SHORT TASK: Please swap every "topping-decoration" in the material below for "garnish-decoration" and give the lines again with nothing else changed.

Part of a data file
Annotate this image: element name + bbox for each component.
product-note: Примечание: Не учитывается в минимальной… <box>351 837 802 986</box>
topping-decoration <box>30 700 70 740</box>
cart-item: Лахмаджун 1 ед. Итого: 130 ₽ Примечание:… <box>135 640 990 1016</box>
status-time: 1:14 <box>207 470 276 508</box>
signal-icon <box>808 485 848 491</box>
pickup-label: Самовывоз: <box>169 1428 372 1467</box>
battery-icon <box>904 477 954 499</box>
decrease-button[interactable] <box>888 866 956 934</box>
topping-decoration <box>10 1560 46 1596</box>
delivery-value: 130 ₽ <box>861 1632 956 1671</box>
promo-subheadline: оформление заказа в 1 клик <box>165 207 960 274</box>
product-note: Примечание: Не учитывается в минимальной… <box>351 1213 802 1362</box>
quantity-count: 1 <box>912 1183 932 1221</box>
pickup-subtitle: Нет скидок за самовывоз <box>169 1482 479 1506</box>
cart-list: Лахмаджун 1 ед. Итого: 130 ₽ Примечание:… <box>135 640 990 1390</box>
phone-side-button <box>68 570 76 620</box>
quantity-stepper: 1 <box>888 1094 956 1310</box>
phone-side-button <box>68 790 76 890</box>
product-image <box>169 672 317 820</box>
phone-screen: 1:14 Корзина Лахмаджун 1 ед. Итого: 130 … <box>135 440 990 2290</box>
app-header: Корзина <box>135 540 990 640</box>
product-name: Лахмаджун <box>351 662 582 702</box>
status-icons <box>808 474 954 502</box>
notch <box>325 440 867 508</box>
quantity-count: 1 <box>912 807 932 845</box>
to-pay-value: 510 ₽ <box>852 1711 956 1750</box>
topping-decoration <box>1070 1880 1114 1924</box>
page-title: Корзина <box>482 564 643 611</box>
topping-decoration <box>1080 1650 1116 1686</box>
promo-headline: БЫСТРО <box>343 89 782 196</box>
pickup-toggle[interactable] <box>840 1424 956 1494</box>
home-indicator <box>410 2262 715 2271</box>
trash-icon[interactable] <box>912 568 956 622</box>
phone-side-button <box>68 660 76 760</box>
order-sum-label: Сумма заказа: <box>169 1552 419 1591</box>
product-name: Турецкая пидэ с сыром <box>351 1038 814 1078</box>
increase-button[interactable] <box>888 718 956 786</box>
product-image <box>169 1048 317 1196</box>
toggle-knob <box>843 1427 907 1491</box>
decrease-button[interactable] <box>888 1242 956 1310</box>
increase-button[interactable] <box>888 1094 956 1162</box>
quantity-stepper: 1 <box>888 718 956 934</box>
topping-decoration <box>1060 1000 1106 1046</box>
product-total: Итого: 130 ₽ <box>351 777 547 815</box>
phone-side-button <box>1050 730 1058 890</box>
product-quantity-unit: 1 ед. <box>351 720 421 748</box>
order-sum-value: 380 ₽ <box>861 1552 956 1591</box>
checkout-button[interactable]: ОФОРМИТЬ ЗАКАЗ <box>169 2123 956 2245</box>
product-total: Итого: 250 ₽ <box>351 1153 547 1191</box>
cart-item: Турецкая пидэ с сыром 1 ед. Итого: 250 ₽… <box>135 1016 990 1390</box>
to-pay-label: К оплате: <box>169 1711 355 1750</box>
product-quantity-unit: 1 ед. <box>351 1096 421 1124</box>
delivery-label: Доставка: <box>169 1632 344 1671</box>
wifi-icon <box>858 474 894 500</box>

PROBLEM SOLUTION:
Annotate this image: element name + bbox for each component.
product-note: Примечание: Не учитывается в минимальной… <box>351 837 802 986</box>
garnish-decoration <box>30 700 70 740</box>
cart-item: Лахмаджун 1 ед. Итого: 130 ₽ Примечание:… <box>135 640 990 1016</box>
status-time: 1:14 <box>207 470 276 508</box>
signal-icon <box>808 485 848 491</box>
pickup-label: Самовывоз: <box>169 1428 372 1467</box>
battery-icon <box>904 477 954 499</box>
decrease-button[interactable] <box>888 866 956 934</box>
garnish-decoration <box>10 1560 46 1596</box>
delivery-value: 130 ₽ <box>861 1632 956 1671</box>
promo-subheadline: оформление заказа в 1 клик <box>165 207 960 274</box>
product-note: Примечание: Не учитывается в минимальной… <box>351 1213 802 1362</box>
quantity-count: 1 <box>912 1183 932 1221</box>
pickup-subtitle: Нет скидок за самовывоз <box>169 1482 479 1506</box>
cart-list: Лахмаджун 1 ед. Итого: 130 ₽ Примечание:… <box>135 640 990 1390</box>
phone-side-button <box>68 570 76 620</box>
quantity-stepper: 1 <box>888 1094 956 1310</box>
phone-side-button <box>68 790 76 890</box>
product-image <box>169 672 317 820</box>
phone-screen: 1:14 Корзина Лахмаджун 1 ед. Итого: 130 … <box>135 440 990 2290</box>
app-header: Корзина <box>135 540 990 640</box>
product-name: Лахмаджун <box>351 662 582 702</box>
status-icons <box>808 474 954 502</box>
notch <box>325 440 867 508</box>
quantity-count: 1 <box>912 807 932 845</box>
to-pay-value: 510 ₽ <box>852 1711 956 1750</box>
garnish-decoration <box>1070 1880 1114 1924</box>
page-title: Корзина <box>482 564 643 611</box>
garnish-decoration <box>1080 1650 1116 1686</box>
promo-headline: БЫСТРО <box>343 89 782 196</box>
pickup-toggle[interactable] <box>840 1424 956 1494</box>
home-indicator <box>410 2262 715 2271</box>
trash-icon[interactable] <box>912 568 956 622</box>
phone-side-button <box>68 660 76 760</box>
order-sum-label: Сумма заказа: <box>169 1552 419 1591</box>
product-name: Турецкая пидэ с сыром <box>351 1038 814 1078</box>
increase-button[interactable] <box>888 718 956 786</box>
product-image <box>169 1048 317 1196</box>
toggle-knob <box>843 1427 907 1491</box>
decrease-button[interactable] <box>888 1242 956 1310</box>
increase-button[interactable] <box>888 1094 956 1162</box>
quantity-stepper: 1 <box>888 718 956 934</box>
garnish-decoration <box>1060 1000 1106 1046</box>
product-total: Итого: 130 ₽ <box>351 777 547 815</box>
phone-side-button <box>1050 730 1058 890</box>
product-quantity-unit: 1 ед. <box>351 720 421 748</box>
order-sum-value: 380 ₽ <box>861 1552 956 1591</box>
checkout-button[interactable]: ОФОРМИТЬ ЗАКАЗ <box>169 2123 956 2245</box>
product-total: Итого: 250 ₽ <box>351 1153 547 1191</box>
cart-item: Турецкая пидэ с сыром 1 ед. Итого: 250 ₽… <box>135 1016 990 1390</box>
to-pay-label: К оплате: <box>169 1711 355 1750</box>
product-quantity-unit: 1 ед. <box>351 1096 421 1124</box>
delivery-label: Доставка: <box>169 1632 344 1671</box>
wifi-icon <box>858 474 894 500</box>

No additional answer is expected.